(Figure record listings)
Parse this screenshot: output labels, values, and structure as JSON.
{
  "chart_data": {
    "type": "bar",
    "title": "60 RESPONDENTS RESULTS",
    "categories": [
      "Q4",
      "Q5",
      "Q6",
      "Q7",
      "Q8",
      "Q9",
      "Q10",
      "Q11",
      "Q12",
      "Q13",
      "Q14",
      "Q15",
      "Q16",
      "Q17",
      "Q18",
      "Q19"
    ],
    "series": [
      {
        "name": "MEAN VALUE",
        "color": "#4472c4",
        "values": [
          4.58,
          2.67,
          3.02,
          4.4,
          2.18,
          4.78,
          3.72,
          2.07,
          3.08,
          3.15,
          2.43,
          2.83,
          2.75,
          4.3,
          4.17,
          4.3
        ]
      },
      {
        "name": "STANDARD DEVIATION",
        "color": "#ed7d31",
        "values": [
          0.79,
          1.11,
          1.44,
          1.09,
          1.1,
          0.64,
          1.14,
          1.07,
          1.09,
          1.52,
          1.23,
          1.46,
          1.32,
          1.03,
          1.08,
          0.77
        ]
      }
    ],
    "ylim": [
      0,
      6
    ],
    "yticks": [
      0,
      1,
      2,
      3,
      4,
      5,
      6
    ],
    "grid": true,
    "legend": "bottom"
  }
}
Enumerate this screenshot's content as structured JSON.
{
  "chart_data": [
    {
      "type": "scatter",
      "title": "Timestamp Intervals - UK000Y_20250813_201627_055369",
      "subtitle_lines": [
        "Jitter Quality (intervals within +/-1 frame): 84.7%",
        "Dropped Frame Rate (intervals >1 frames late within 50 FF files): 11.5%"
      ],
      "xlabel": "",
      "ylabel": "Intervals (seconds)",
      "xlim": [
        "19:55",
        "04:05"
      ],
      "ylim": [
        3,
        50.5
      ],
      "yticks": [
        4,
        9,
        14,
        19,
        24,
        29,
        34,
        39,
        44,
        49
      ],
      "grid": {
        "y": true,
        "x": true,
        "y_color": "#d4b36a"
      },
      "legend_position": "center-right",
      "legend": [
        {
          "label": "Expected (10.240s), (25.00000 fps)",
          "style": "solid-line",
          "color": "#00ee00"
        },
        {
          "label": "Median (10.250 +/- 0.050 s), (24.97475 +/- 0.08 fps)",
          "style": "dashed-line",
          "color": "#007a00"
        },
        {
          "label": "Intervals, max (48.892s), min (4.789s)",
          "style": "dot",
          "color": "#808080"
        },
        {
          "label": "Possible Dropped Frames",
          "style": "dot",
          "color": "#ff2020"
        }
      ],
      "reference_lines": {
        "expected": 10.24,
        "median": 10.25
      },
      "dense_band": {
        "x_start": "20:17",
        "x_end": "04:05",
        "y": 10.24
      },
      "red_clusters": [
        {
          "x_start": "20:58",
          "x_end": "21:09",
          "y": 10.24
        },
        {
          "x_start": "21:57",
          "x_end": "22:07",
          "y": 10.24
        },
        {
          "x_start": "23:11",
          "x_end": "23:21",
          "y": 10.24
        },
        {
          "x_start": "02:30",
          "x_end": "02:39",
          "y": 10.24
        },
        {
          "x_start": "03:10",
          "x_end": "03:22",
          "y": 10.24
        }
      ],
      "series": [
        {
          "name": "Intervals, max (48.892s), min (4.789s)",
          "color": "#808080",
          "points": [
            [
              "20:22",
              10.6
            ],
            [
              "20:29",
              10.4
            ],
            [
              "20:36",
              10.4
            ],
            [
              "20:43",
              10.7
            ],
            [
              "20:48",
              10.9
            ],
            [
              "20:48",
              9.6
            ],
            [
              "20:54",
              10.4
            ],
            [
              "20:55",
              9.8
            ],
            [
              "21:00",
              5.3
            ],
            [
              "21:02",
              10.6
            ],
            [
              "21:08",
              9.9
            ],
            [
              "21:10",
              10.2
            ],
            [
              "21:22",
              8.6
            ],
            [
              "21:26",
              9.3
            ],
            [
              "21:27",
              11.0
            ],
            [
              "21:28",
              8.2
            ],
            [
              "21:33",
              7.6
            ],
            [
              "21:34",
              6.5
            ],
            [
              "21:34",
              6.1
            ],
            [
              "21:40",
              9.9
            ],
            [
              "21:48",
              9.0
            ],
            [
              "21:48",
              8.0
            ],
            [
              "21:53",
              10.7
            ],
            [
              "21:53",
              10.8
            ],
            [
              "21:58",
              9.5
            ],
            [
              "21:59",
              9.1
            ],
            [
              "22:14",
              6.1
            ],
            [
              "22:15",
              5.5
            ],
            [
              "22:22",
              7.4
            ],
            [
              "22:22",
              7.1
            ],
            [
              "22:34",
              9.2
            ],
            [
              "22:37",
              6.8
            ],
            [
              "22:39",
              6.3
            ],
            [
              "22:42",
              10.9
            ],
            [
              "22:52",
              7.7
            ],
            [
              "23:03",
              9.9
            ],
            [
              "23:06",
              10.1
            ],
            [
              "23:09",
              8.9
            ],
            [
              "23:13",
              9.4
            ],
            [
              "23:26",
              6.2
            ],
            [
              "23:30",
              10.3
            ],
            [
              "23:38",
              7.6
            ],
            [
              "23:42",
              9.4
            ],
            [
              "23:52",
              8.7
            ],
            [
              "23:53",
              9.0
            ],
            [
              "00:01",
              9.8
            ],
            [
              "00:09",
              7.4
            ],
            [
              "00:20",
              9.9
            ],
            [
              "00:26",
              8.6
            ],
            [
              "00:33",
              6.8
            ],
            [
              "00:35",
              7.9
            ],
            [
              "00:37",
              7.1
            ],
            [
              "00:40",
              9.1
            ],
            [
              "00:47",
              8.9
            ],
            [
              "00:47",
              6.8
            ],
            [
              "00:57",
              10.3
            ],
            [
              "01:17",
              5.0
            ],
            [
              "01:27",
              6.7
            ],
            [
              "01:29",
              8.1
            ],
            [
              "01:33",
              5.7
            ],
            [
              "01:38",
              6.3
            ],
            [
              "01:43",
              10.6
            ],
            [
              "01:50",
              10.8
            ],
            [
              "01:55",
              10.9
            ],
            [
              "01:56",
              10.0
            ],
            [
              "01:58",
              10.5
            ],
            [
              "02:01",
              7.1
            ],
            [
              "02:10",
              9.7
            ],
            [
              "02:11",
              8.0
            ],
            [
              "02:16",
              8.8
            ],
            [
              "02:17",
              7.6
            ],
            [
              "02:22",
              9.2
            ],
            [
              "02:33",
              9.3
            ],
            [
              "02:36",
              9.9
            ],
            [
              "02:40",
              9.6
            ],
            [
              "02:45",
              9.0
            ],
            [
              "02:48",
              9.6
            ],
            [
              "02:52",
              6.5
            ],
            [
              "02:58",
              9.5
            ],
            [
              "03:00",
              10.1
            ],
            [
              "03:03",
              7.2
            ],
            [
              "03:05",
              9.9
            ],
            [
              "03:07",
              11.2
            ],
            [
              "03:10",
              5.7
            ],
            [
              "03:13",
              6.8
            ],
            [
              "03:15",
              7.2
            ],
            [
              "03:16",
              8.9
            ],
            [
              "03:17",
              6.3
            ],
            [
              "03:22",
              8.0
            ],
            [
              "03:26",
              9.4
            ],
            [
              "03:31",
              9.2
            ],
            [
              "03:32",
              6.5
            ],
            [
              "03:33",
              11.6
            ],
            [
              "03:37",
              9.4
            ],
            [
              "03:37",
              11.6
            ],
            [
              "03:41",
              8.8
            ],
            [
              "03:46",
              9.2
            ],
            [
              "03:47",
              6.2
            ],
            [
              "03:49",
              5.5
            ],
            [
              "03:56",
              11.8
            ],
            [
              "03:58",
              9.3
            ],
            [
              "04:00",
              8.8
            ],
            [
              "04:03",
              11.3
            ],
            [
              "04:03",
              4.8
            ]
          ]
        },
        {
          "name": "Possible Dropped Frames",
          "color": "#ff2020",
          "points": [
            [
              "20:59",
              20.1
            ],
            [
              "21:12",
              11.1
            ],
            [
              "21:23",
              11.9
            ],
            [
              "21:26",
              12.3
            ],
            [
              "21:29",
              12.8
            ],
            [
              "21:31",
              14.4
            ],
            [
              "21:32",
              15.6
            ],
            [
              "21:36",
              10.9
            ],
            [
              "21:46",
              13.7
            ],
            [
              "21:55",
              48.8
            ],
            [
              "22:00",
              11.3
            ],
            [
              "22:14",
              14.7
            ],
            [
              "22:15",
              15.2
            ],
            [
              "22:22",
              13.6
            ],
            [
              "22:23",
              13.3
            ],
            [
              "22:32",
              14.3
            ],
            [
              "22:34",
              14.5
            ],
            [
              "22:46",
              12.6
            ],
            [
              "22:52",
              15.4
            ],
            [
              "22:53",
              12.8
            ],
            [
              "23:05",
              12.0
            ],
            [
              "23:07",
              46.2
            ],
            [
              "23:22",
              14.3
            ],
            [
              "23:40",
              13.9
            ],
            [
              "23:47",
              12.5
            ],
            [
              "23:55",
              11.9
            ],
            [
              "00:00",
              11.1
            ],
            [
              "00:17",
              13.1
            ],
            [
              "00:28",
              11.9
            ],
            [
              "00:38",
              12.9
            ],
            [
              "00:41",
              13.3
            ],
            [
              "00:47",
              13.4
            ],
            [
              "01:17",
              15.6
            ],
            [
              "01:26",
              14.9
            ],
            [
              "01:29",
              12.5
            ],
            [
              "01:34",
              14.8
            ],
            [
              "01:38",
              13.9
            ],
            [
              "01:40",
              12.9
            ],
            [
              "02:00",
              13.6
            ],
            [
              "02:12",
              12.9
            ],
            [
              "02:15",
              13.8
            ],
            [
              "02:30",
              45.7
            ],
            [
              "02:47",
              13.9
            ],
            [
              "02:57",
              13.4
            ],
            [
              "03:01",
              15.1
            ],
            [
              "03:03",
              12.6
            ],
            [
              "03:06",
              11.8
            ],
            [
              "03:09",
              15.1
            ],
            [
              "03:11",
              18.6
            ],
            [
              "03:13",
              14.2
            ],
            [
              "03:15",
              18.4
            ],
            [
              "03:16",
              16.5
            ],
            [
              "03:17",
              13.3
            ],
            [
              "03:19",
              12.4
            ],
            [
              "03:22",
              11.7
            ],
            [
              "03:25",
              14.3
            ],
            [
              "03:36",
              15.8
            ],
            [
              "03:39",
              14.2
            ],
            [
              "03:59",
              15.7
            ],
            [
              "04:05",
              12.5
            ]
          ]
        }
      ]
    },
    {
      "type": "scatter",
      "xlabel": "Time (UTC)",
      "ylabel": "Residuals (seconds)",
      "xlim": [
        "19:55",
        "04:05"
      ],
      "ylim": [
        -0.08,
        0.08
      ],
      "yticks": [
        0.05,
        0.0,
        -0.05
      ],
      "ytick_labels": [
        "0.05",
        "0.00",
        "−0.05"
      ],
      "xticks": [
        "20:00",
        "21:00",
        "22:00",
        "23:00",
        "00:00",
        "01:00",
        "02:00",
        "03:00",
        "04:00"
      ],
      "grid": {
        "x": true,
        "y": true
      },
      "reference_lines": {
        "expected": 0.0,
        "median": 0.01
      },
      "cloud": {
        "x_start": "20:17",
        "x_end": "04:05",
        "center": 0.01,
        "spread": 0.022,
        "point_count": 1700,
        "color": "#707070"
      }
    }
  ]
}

[What needs to be done]
Extract every line containing the string "name" from the material.

[Right answer]
        "name": "MEAN VALUE",
        "name": "STANDARD DEVIATION",
          "name": "Intervals, max (48.892s), min (4.789s)",
          "name": "Possible Dropped Frames",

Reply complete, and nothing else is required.